## [Aim]
Search the listing for "Karlsson" and copy every line where it appears.

## [Data excerpts]

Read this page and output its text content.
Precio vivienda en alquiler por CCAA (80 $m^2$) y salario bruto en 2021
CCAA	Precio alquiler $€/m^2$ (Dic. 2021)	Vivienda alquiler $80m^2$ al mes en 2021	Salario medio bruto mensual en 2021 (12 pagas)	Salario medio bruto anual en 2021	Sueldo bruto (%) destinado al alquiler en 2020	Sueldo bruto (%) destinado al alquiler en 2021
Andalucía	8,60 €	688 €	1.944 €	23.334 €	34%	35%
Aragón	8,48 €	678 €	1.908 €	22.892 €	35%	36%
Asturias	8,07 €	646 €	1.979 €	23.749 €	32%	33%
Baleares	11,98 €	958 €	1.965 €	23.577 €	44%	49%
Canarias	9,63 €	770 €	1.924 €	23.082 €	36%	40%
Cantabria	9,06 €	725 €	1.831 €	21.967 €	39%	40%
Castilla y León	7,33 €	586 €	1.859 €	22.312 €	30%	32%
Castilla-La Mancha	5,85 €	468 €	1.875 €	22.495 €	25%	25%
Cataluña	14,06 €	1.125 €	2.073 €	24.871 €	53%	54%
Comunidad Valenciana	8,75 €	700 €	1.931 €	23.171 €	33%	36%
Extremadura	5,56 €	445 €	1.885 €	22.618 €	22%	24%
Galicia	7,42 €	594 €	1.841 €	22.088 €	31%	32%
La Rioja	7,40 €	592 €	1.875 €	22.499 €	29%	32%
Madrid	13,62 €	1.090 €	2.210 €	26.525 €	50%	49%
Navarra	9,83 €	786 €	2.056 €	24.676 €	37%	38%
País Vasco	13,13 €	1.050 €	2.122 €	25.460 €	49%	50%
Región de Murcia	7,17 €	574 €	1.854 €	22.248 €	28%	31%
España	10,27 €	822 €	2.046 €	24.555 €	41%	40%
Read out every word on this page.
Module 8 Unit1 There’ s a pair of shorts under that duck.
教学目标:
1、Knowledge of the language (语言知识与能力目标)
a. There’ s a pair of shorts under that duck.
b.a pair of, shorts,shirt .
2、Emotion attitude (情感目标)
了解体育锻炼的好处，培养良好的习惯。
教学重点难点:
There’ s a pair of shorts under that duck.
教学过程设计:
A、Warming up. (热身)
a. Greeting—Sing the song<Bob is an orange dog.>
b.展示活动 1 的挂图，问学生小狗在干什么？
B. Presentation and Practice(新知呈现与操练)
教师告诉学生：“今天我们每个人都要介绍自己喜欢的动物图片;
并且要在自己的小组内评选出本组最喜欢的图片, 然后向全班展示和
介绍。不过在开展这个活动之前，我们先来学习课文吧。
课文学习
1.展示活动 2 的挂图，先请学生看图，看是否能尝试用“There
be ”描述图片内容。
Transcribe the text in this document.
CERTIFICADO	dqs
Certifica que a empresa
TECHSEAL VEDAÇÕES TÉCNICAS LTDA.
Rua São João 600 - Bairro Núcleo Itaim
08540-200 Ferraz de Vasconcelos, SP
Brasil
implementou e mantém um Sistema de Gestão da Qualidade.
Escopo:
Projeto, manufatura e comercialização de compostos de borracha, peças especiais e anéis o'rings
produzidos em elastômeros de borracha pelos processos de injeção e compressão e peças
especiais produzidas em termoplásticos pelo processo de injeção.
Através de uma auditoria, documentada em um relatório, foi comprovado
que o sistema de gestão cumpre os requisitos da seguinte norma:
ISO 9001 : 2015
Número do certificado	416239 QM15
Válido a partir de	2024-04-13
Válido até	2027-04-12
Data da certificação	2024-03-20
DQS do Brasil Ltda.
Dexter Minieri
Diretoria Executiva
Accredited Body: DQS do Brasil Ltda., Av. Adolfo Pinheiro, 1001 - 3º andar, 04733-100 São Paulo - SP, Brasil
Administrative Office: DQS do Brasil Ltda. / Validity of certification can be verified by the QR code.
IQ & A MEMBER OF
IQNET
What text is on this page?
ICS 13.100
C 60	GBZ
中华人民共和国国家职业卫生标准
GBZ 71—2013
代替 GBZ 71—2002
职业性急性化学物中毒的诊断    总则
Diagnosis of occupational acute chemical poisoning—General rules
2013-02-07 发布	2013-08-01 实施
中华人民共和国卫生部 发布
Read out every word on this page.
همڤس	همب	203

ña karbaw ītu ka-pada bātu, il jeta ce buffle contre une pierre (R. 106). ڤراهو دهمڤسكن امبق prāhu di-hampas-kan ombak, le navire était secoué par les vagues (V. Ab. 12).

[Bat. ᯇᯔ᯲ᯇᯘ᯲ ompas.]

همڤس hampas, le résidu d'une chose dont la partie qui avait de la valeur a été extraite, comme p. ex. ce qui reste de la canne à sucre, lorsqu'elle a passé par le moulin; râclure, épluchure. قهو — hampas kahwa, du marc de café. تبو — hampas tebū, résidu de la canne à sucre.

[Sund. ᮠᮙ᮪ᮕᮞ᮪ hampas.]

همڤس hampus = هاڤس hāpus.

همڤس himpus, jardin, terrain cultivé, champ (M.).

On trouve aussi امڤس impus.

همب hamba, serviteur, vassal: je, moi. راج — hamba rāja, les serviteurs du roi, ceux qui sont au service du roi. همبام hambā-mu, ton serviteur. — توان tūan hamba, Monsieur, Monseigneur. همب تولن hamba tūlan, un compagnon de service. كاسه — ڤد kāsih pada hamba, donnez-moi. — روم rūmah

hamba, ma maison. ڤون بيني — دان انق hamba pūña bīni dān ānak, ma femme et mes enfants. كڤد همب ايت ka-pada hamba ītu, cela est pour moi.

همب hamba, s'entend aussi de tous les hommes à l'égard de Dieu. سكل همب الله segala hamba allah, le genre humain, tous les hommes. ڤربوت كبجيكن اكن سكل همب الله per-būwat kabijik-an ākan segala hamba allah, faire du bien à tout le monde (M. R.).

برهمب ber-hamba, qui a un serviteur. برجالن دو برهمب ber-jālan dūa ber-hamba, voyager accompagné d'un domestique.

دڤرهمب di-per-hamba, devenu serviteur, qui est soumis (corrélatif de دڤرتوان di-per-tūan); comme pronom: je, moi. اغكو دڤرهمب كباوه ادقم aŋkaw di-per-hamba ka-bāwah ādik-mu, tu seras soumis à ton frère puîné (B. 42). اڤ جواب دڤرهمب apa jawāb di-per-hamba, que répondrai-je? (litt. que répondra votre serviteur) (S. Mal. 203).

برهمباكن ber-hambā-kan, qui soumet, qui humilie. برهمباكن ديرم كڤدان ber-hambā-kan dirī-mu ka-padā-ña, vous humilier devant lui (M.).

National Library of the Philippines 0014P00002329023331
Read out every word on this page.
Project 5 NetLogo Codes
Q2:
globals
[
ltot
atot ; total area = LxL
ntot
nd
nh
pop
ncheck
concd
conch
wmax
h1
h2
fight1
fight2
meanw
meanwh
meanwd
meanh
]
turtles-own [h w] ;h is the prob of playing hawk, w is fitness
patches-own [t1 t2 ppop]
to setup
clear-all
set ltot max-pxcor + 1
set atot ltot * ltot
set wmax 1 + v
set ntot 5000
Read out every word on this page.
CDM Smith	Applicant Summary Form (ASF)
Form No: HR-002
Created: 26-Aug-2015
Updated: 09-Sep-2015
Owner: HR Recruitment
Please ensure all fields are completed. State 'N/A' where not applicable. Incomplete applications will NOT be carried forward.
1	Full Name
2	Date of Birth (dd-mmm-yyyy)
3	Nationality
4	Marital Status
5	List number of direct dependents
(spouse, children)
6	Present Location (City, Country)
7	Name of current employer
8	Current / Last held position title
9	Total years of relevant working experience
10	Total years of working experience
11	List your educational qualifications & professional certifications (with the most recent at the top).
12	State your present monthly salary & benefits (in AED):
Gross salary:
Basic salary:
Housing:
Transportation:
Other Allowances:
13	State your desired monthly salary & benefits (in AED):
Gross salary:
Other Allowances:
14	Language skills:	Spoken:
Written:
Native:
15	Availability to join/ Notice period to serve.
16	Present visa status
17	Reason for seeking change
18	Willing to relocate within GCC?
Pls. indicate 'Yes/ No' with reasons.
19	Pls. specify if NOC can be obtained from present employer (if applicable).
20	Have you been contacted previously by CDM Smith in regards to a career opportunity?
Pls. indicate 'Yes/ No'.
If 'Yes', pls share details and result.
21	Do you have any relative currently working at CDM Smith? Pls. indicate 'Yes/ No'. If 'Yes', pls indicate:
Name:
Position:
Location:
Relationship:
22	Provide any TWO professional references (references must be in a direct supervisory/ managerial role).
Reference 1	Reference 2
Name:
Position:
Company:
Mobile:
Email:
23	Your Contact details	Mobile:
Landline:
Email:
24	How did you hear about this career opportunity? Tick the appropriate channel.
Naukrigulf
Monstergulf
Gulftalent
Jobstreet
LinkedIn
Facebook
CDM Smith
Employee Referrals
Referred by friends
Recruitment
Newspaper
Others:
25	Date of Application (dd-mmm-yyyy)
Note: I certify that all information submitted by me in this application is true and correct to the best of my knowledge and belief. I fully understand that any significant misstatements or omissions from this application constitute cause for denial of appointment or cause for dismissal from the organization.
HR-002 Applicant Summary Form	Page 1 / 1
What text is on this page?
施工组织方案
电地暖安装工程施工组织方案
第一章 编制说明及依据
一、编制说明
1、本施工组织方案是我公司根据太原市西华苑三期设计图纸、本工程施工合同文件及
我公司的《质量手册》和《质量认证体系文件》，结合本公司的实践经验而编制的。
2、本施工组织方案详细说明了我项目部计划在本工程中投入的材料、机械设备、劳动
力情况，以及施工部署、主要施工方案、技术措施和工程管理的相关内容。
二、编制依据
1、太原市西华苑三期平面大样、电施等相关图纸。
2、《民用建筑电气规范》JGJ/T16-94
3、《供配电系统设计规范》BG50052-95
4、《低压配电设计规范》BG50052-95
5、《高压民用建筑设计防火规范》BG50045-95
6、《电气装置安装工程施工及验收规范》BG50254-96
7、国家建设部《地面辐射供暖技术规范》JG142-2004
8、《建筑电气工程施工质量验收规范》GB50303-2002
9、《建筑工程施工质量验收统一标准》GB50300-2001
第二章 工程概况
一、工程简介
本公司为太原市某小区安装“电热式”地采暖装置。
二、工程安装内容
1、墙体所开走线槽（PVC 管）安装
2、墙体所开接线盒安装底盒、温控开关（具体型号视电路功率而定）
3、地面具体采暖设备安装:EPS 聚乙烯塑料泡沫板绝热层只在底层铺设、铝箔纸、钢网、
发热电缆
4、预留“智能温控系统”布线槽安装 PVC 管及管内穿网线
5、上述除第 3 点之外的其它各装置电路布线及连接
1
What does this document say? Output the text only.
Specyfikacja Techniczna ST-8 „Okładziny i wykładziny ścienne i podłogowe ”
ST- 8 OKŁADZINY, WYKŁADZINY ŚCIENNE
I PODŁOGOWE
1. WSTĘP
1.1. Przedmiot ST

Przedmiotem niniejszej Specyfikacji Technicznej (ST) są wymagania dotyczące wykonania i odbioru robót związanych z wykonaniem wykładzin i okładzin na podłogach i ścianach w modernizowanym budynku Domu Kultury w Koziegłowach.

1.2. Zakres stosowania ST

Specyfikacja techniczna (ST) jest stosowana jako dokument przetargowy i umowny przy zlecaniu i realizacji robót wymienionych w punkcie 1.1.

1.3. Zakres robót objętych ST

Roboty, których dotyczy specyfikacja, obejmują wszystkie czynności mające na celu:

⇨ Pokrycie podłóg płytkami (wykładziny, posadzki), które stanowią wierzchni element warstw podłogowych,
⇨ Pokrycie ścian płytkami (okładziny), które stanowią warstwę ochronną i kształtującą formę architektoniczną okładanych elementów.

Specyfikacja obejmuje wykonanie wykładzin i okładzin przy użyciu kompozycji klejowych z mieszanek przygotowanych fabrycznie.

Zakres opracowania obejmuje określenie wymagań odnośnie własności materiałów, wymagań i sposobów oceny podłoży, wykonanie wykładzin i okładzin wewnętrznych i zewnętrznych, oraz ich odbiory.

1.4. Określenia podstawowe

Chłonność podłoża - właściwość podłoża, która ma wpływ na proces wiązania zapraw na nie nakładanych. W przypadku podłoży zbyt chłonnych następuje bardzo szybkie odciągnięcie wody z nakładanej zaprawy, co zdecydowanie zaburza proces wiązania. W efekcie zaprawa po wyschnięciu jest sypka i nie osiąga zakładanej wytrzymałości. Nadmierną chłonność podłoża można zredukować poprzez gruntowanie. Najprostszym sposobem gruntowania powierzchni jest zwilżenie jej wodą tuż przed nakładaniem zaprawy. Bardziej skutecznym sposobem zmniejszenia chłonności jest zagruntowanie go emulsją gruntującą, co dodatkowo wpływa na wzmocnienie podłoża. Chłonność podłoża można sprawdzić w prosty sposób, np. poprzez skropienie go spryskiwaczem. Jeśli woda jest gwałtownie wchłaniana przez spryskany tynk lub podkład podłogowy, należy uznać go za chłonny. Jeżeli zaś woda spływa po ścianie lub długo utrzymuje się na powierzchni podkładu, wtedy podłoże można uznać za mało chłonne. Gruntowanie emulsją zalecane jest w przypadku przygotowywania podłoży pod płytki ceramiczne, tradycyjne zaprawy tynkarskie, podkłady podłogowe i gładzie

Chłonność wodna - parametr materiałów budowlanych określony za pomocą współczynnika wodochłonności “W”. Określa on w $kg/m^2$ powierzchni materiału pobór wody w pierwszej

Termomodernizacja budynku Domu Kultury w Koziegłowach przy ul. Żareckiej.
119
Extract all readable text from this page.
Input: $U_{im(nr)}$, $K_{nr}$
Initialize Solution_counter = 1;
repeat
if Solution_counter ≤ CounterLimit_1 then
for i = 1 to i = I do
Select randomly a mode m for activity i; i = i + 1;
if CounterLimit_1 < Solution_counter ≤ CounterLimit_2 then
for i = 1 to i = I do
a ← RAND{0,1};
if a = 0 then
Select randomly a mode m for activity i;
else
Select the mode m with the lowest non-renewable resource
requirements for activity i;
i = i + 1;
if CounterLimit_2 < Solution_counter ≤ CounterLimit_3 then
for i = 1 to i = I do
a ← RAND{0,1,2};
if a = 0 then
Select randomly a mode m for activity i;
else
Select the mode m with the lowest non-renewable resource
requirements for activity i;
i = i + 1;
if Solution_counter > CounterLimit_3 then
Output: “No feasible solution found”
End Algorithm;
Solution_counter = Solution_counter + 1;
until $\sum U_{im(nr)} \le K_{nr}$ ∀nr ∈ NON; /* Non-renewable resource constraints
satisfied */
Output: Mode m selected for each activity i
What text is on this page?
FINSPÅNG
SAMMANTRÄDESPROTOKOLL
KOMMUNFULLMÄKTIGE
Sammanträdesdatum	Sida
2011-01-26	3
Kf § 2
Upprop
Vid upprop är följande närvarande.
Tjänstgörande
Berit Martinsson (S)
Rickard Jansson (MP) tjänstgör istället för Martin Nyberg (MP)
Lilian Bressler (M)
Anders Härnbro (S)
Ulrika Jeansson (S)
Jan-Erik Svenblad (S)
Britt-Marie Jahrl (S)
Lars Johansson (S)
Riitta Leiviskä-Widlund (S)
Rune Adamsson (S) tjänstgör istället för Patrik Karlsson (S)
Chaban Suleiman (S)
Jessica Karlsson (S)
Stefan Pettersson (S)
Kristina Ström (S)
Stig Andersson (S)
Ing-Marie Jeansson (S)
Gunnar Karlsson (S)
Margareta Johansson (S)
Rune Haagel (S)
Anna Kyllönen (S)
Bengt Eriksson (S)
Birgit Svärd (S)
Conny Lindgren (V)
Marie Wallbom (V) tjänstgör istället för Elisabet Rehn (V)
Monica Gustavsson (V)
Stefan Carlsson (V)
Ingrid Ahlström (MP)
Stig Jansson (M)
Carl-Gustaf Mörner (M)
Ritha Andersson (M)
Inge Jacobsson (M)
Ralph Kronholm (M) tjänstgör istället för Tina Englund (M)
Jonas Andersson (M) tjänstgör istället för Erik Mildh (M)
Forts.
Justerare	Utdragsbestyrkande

## [Task response]
Rune Adamsson (S) tjänstgör istället för Patrik Karlsson (S)
Jessica Karlsson (S)
Gunnar Karlsson (S)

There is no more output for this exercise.